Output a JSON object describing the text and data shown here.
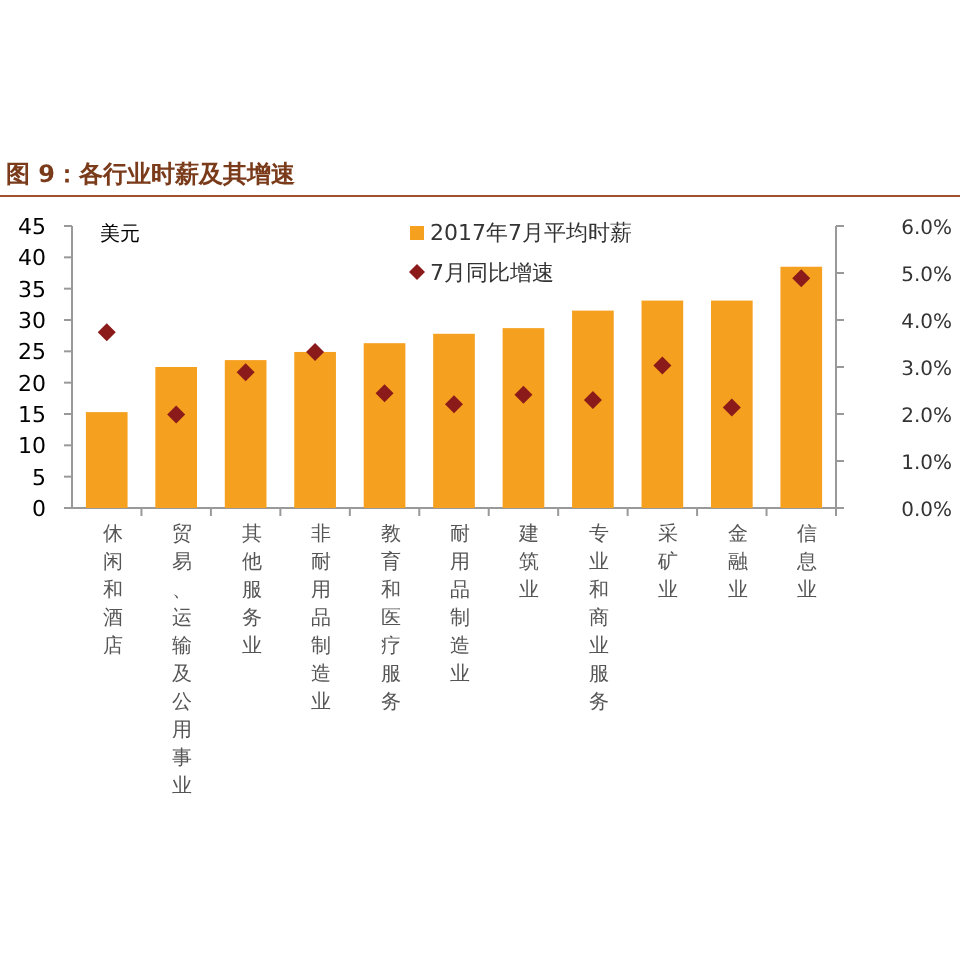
{
  "chart_data": {
    "type": "bar",
    "title": "图 9：各行业时薪及其增速",
    "ylabel": "美元",
    "categories": [
      "休闲和酒店",
      "贸易、运输及公用事业",
      "其他服务业",
      "非耐用品制造业",
      "教育和医疗服务",
      "耐用品制造业",
      "建筑业",
      "专业和商业服务",
      "采矿业",
      "金融业",
      "信息业"
    ],
    "series": [
      {
        "name": "2017年7月平均时薪",
        "type": "bar",
        "color": "#f5a01e",
        "values": [
          15.3,
          22.5,
          23.6,
          24.9,
          26.3,
          27.8,
          28.7,
          31.5,
          33.1,
          33.1,
          38.5
        ]
      },
      {
        "name": "7月同比增速",
        "type": "scatter",
        "axis": "y2",
        "marker": "diamond",
        "color": "#8b1a1a",
        "values": [
          3.74,
          1.99,
          2.89,
          3.32,
          2.44,
          2.21,
          2.41,
          2.3,
          3.03,
          2.14,
          4.89
        ]
      }
    ],
    "ylim": [
      0,
      45
    ],
    "yticks": [
      0,
      5,
      10,
      15,
      20,
      25,
      30,
      35,
      40,
      45
    ],
    "y2lim": [
      0,
      6
    ],
    "y2ticks": [
      {
        "value": 0,
        "label": "0.0%"
      },
      {
        "value": 1,
        "label": "1.0%"
      },
      {
        "value": 2,
        "label": "2.0%"
      },
      {
        "value": 3,
        "label": "3.0%"
      },
      {
        "value": 4,
        "label": "4.0%"
      },
      {
        "value": 5,
        "label": "5.0%"
      },
      {
        "value": 6,
        "label": "6.0%"
      }
    ],
    "legend": "top"
  }
}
⁂
Written problem >> Each line of the data should be quoted exactly, with pictures left out.

Full response >>
Output a JSON object describing the text and data shown here.
{
  "chart_data": {
    "type": "bar",
    "title": "图 9：各行业时薪及其增速",
    "ylabel": "美元",
    "categories": [
      "休闲和酒店",
      "贸易、运输及公用事业",
      "其他服务业",
      "非耐用品制造业",
      "教育和医疗服务",
      "耐用品制造业",
      "建筑业",
      "专业和商业服务",
      "采矿业",
      "金融业",
      "信息业"
    ],
    "series": [
      {
        "name": "2017年7月平均时薪",
        "type": "bar",
        "color": "#f5a01e",
        "values": [
          15.3,
          22.5,
          23.6,
          24.9,
          26.3,
          27.8,
          28.7,
          31.5,
          33.1,
          33.1,
          38.5
        ]
      },
      {
        "name": "7月同比增速",
        "type": "scatter",
        "axis": "y2",
        "marker": "diamond",
        "color": "#8b1a1a",
        "values": [
          3.74,
          1.99,
          2.89,
          3.32,
          2.44,
          2.21,
          2.41,
          2.3,
          3.03,
          2.14,
          4.89
        ]
      }
    ],
    "ylim": [
      0,
      45
    ],
    "yticks": [
      0,
      5,
      10,
      15,
      20,
      25,
      30,
      35,
      40,
      45
    ],
    "y2lim": [
      0,
      6
    ],
    "y2ticks": [
      {
        "value": 0,
        "label": "0.0%"
      },
      {
        "value": 1,
        "label": "1.0%"
      },
      {
        "value": 2,
        "label": "2.0%"
      },
      {
        "value": 3,
        "label": "3.0%"
      },
      {
        "value": 4,
        "label": "4.0%"
      },
      {
        "value": 5,
        "label": "5.0%"
      },
      {
        "value": 6,
        "label": "6.0%"
      }
    ],
    "legend": "top"
  }
}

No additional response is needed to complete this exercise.